## Actions to take
[A] Answer these questions using the sugar and diet article below. Mark each answer with its number.
(i) Why did Banting go to see the doctor?
(ii) Which two foods in Banting's diet does the article call true luxuries?
(iii) According to the article, why is sugar put into foods such as bread and cereal?
[B] Write out a passage of the sugar and diet article word for word. Begin at the words "These days sugar" and stop after "the rise globally.".

## Excerpted text
--- --- ---

Sugar, Diet and the Food Industry

Nadin Brzezinski
9 min readJan 14, 2022
By Romain Behar — Own work, Public Domain, https://commons.wikimedia.org/w/index.php?curid=1219848

If you have ever asked yourself, when did diets begin? You can find the original Banting diet online. It is named after Willam Banting who was very successful in losing a lot of weight and keeping it off. He went to see a doctor, who today would be an Ear, Nose, and Throat specialist. Banting went to see him because he was losing his hearing. But in the language of the 1840s, he was a very corpulent man. In other words, he was obese. To be clear, obesity was not as common even fifty years ago as it is today. In fact, it was rare and tended to afflict those of better means. Though some poor people may have had it as well. From what Banting ate we can assume he was of some means because it included true luxuries, such as white bread and sugar.

These days sugar is everywhere. You can find it in cookies, cakes, yogurts, salad dressings. It is also in bread and cereal. It is there to keep food shelf-stable. So obesity is not rare. In fact, non-communicable diseases, and metabolic syndrome are on the rise globally.

--- --- ---

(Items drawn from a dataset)
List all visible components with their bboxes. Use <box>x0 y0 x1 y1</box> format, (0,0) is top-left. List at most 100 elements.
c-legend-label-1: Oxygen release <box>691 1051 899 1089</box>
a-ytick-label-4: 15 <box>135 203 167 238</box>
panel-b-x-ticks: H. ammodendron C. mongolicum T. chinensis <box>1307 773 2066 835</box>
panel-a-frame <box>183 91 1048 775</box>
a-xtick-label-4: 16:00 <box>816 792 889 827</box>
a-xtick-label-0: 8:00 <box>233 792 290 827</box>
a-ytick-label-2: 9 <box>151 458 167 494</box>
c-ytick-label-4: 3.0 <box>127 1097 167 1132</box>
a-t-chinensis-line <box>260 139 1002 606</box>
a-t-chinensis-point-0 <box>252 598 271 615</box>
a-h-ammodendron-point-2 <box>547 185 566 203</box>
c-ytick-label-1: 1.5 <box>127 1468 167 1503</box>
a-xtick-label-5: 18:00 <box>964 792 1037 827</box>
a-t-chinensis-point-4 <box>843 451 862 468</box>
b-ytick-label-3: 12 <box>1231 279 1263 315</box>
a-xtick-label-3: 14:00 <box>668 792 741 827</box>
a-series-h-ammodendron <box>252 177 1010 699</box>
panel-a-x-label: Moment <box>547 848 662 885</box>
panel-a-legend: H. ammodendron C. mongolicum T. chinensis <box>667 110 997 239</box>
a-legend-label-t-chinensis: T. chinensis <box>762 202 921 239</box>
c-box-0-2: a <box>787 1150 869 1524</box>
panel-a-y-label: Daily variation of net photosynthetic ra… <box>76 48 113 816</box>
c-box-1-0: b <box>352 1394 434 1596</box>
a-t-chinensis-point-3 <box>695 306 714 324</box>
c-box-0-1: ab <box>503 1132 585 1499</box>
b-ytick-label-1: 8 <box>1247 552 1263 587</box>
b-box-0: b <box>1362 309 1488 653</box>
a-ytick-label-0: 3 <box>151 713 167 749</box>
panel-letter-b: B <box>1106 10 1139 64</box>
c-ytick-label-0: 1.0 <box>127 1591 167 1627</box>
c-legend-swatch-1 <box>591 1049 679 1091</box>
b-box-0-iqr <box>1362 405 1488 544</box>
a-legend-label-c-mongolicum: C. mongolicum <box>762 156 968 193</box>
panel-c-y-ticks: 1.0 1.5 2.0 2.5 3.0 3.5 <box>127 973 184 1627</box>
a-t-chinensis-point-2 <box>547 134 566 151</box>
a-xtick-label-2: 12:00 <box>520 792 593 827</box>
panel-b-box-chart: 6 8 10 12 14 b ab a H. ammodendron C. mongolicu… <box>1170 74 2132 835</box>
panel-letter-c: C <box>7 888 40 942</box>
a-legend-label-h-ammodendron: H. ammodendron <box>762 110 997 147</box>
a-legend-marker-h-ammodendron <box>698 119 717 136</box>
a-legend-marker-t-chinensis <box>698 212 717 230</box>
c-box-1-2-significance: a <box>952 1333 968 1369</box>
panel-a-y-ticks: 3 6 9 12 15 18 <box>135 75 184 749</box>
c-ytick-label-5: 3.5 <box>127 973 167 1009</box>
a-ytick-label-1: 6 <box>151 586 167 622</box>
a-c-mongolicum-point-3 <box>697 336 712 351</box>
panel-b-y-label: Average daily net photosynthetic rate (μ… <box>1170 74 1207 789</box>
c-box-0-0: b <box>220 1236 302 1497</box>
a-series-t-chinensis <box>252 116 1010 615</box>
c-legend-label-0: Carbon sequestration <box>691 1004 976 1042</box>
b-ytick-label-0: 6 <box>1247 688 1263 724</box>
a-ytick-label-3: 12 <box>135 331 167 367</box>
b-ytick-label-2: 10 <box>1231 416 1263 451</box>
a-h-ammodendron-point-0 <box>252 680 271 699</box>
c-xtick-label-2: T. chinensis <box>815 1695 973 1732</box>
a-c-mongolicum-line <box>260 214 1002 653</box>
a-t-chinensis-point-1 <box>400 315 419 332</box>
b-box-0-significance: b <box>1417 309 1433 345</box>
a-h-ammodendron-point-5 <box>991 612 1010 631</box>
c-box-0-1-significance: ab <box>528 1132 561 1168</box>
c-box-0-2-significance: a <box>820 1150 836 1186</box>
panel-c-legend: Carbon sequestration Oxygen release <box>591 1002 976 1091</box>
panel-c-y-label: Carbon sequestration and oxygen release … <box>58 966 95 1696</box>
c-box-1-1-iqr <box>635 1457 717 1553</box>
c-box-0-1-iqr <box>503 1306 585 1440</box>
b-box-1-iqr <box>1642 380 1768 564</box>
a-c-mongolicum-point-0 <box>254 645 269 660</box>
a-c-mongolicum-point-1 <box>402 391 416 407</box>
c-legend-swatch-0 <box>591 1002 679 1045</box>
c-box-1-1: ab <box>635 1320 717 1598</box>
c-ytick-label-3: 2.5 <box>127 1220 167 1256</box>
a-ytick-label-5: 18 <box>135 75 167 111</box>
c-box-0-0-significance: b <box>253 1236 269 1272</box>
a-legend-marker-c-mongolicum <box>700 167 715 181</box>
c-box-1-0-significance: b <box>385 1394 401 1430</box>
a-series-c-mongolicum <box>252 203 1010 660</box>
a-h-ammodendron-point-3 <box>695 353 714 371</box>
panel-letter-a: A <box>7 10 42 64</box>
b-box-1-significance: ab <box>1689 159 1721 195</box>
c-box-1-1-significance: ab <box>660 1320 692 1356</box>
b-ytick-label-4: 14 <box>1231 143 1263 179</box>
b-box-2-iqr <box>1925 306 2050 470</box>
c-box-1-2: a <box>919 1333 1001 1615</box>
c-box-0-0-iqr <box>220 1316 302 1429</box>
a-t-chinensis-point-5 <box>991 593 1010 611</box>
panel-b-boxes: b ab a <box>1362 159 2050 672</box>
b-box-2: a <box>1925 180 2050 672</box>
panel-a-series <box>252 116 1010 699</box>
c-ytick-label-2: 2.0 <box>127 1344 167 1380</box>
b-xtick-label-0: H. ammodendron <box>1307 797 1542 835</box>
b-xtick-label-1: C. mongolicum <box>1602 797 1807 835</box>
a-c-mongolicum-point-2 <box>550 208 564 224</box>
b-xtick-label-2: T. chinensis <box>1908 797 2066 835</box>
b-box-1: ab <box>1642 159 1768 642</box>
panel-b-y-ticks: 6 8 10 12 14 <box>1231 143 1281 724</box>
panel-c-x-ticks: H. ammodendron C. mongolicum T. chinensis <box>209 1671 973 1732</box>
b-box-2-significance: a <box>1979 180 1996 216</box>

--- --- ---

## Answers below
[A]
(i) He was losing his hearing.
(ii) White bread and sugar.
(iii) To keep food shelf-stable.

[B]
These days sugar is everywhere. You can find it in cookies, cakes, yogurts, salad dressings. It is also in bread and cereal. It is there to keep food shelf-stable. So obesity is not rare. In fact, non-communicable diseases, and metabolic syndrome are on the rise globally.